◆ **Selected text**
start

The only thing is that if I use more than 3-4 pipes, I have to stagger them some how (maybe quadratic residue a la David Aiken), for otherwise the waves reflected from each will combine by Huygens' principle, resulting in less diffusion. But then making the gaps right for the diffraction is another question.
Maybe I should just use thicker pipes and close them so that I don't need to worry about Helmholtz resonances.
If you try something along the lines of my quadratic residue or primitive root layouts, the width of the array is simply the width of a single pipe multiplied by the number of pipes you use. There are gaps in the array, but they result because the pipes are staggered in depth rather than in width, and the width of the gap varies from gap to gap because the variations in depth aren't all uniform.As far as space goes, the problem becomes the depth of the unit. If you don't have much space behind your Maggies, you probably wouldn't fit a unit in. The smallest quadratic root layout I have a formula for is for 6 pipes with a depth equivalent to 5 pipes, plus a bit extra for the base of the unit to provide some support. Using my spacings, an 8 pipe unit has a depth of 5 pipes and an 11 pipe unit has a depth of 10 pipes - basically depth will be 1 pipe width narrower than width. The quadratic units will have a symmetrical diffusion pattern.
The Primitive Root units will have the same depth as width, but a slightly different number of pipes and they have an asymmetric diffusion pattern. If you were going to use them, you'd want to build mirror image pairs and you could then experiment whether you got better results with scatter to the outside of each Maggie or to the centre.

end

◆ **Goals**
A. Set down the passage on pipe diffusers word for word, starting at "The Primitive Root" and ending at "to the centre.".
B. According to the passage on pipe diffusers, why do the pipes need to be staggered when more than 3-4 are used?
C. Continue the passage on pipe diffusers from where it stops.
The rows are not needed for any of this.

Data records
start

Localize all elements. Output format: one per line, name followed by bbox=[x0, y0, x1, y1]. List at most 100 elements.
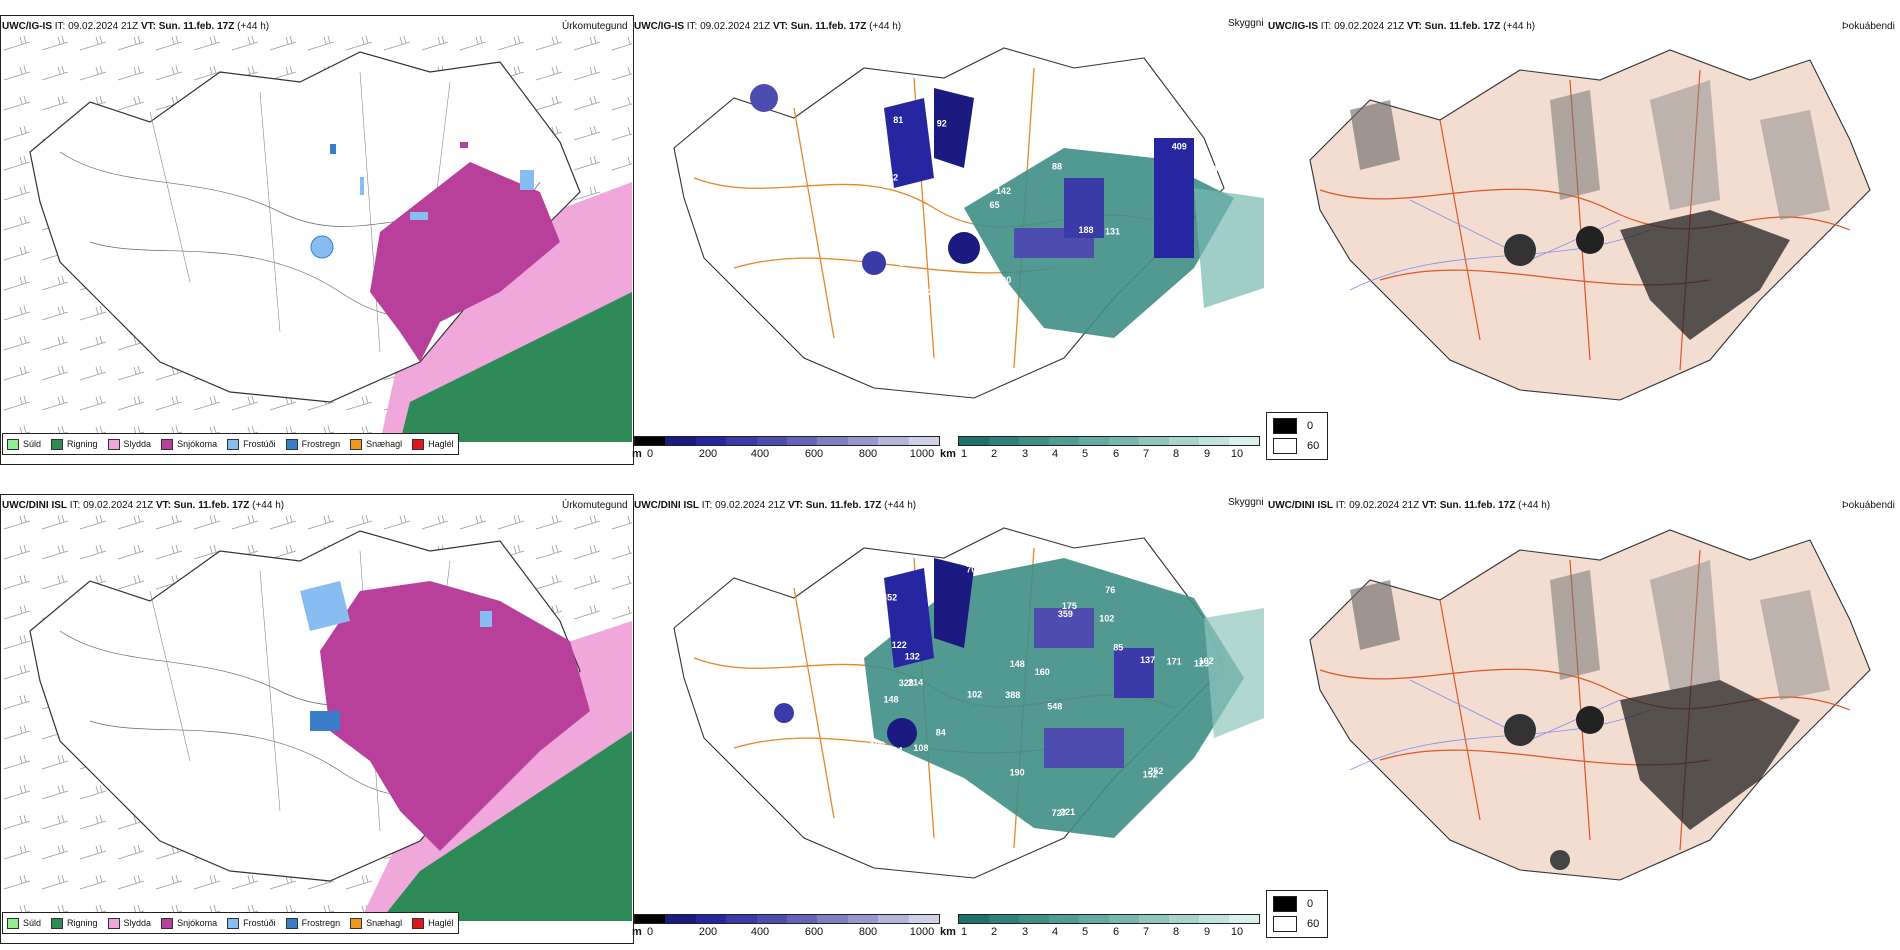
legend-swatch bbox=[7, 438, 19, 450]
ceiling-label: 102 bbox=[1099, 613, 1114, 623]
precip-type-title: Úrkomutegund bbox=[562, 500, 628, 511]
ceiling-label: 409 bbox=[1172, 142, 1187, 152]
scale-step bbox=[1169, 915, 1199, 923]
ceiling-label: 148 bbox=[1010, 659, 1025, 669]
scale-step bbox=[756, 915, 788, 923]
legend-item: Rigning bbox=[51, 917, 98, 929]
scale-step bbox=[1049, 437, 1079, 445]
ceiling-label: 246 bbox=[928, 287, 943, 297]
ceiling-label: 62 bbox=[1166, 309, 1176, 319]
scale-step bbox=[1229, 915, 1259, 923]
fog-swatch bbox=[1273, 438, 1297, 454]
ceiling-label: 148 bbox=[884, 695, 899, 705]
fog-title: Þokuábendi bbox=[1842, 21, 1895, 32]
scale-step bbox=[989, 437, 1019, 445]
scale-step bbox=[1019, 915, 1049, 923]
ceiling-label: 142 bbox=[996, 186, 1011, 196]
scale-step bbox=[817, 915, 848, 923]
fog-legend-row: 0 bbox=[1273, 418, 1313, 434]
ceiling-label: 214 bbox=[908, 678, 923, 688]
ceiling-label: 65 bbox=[990, 200, 1000, 210]
fog-map-top bbox=[1309, 49, 1871, 401]
ceiling-label: 81 bbox=[1033, 143, 1043, 153]
ceiling-label: 84 bbox=[936, 727, 946, 737]
legend-swatch bbox=[412, 917, 425, 929]
ceiling-unit: m bbox=[632, 448, 642, 460]
visibility-title: Skyggni bbox=[1228, 18, 1264, 29]
scale-step bbox=[1199, 437, 1229, 445]
legend-swatch bbox=[161, 438, 174, 450]
ceiling-label: 108 bbox=[913, 743, 928, 753]
scale-step bbox=[665, 915, 696, 923]
legend-item: Snæhagl bbox=[350, 438, 402, 450]
ceiling-label: 85 bbox=[1113, 643, 1123, 653]
scale-step bbox=[878, 437, 909, 445]
ceiling-label: 81 bbox=[893, 115, 903, 125]
scale-step bbox=[1139, 915, 1169, 923]
ceiling-label: 102 bbox=[967, 690, 982, 700]
scale-step bbox=[1139, 437, 1169, 445]
ceiling-scale-bar bbox=[634, 914, 940, 924]
scale-step bbox=[1199, 915, 1229, 923]
ceiling-label: 100 bbox=[1000, 80, 1015, 90]
ceiling-label: 148 bbox=[1007, 118, 1022, 128]
fog-legend-row: 0 bbox=[1273, 896, 1313, 912]
ceiling-label: 88 bbox=[1052, 162, 1062, 172]
legend-item: Frostúði bbox=[227, 917, 276, 929]
scale-step bbox=[847, 437, 879, 445]
scale-step bbox=[635, 915, 666, 923]
ceiling-label: 388 bbox=[1005, 690, 1020, 700]
scale-step bbox=[817, 437, 848, 445]
legend-swatch bbox=[107, 917, 120, 929]
ceiling-unit: m bbox=[632, 926, 642, 938]
row1-visibility-header: UWC/IG-IS IT: 09.02.2024 21Z VT: Sun. 11… bbox=[634, 21, 902, 32]
ceiling-scale-bottom: m 0 200 400 600 800 1000 bbox=[632, 914, 940, 948]
visibility-scale-bottom: km 1 2 3 4 5 6 7 8 9 10 bbox=[940, 914, 1260, 948]
legend-item: Rigning bbox=[51, 438, 98, 450]
scale-step bbox=[1079, 437, 1109, 445]
ceiling-label: 123 bbox=[1194, 658, 1209, 668]
scale-step bbox=[989, 915, 1019, 923]
scale-step bbox=[1109, 915, 1139, 923]
fog-legend-row: 60 bbox=[1273, 438, 1319, 454]
ceiling-label: 147 bbox=[1131, 558, 1146, 568]
ceiling-label: 253 bbox=[967, 148, 982, 158]
ceiling-label: 252 bbox=[1148, 766, 1163, 776]
scale-step bbox=[1049, 915, 1079, 923]
legend-swatch bbox=[51, 438, 64, 450]
ceiling-label: 727 bbox=[1052, 808, 1067, 818]
visibility-title: Skyggni bbox=[1228, 497, 1264, 508]
precip-legend-top: Súld Rigning Slydda Snjókoma Frostúði Fr… bbox=[2, 433, 459, 455]
fog-swatch bbox=[1273, 418, 1297, 434]
visibility-scale-bar bbox=[958, 914, 1260, 924]
ceiling-label: 634 bbox=[999, 118, 1014, 128]
scale-step bbox=[1019, 437, 1049, 445]
precip-type-map-bottom bbox=[0, 511, 632, 921]
ceiling-label: 152 bbox=[1143, 770, 1158, 780]
visibility-unit: km bbox=[940, 926, 956, 938]
legend-swatch bbox=[350, 917, 363, 929]
scale-step bbox=[1169, 437, 1199, 445]
fog-swatch bbox=[1273, 896, 1297, 912]
ceiling-label: 137 bbox=[1140, 655, 1155, 665]
visibility-map-bottom: 65 76 123 388 548 214 452 102 148 359 160 142 708 102… bbox=[673, 527, 1264, 879]
legend-swatch bbox=[51, 917, 64, 929]
scale-step bbox=[847, 915, 879, 923]
legend-item: Snjókoma bbox=[161, 438, 217, 450]
legend-swatch bbox=[107, 438, 120, 450]
ceiling-label: 452 bbox=[882, 593, 897, 603]
scale-step bbox=[908, 915, 940, 923]
ceiling-label: 154 bbox=[874, 298, 889, 308]
ceiling-label: 171 bbox=[1167, 656, 1182, 666]
legend-item: Frostregn bbox=[285, 438, 340, 450]
fog-map-bottom bbox=[1309, 529, 1871, 881]
fog-title: Þokuábendi bbox=[1842, 500, 1895, 511]
legend-item: Slydda bbox=[107, 917, 151, 929]
ceiling-label: 131 bbox=[1105, 227, 1120, 237]
ceiling-labels-bottom: 65 76 123 388 548 214 452 102 148 359 160 142 708 102… bbox=[870, 553, 1214, 818]
legend-swatch bbox=[7, 917, 19, 929]
fog-legend-row: 60 bbox=[1273, 916, 1319, 932]
scale-step bbox=[726, 915, 757, 923]
ceiling-label: 694 bbox=[888, 746, 903, 756]
scale-step bbox=[908, 437, 940, 445]
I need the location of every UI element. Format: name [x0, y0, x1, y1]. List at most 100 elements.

end

◆ **Answers to each task**
A.
The Primitive Root units will have the same depth as width, but a slightly different number of pipes and they have an asymmetric diffusion pattern. If you were going to use them, you'd want to build mirror image pairs and you could then experiment whether you got better results with scatter to the outside of each Maggie or to the centre.

B. Without staggering, the waves reflected from each pipe would combine by Huygens' principle. That combination would result in less diffusion.

C.
You can reduce the depth of both sorts of units by reducing the depth spacings for each pipe. You could halve the depth, for example, by using depth intervals of half a pipe diameter instead of the full pipe diameter I used. This will narrow all of the gaps by a bit more than half so the lowest frequency for effective difraction will drop. You could drop the depth even further, but you're going to lose effectiveness as you do so because you're closing the gaps up. I haven't tried any depth interval other than the one I'm using, but if I was going to I wouldn't reduce it to less than half a pipe diameter for that reason. I also probably wouldn't try increasing it beyond a full pipe diameter because I think the gap widths might become too wide.
You can also use the standard pipe side by side layout and keep adding pipes if depth is an issue. There's no limit to the number of pipes you could add this way. There are 2 different gap widths in the standard 3 pipe array and I'd just keep alternating those 2 widths. There's no reason not to build an array the full width of a Maggie if you wanted to, and you could place it so that it was completely obscured by the Maggie so it simply was 'invisible' most of the time. The only problem with increasing width is going to be that you'll want to increase the base depth a bit for stability. You could do this simply by extending the support points front and back with legs that extended out from the standard depth base.
Thanks! What I'm worried about with putting a large number of pipes in the same plane is that their reflections would combine into one waveform according to Huygens principle, resulting in mostly reflection rather than diffusion. I don't know if 4-8 pipes would yet do that, but ...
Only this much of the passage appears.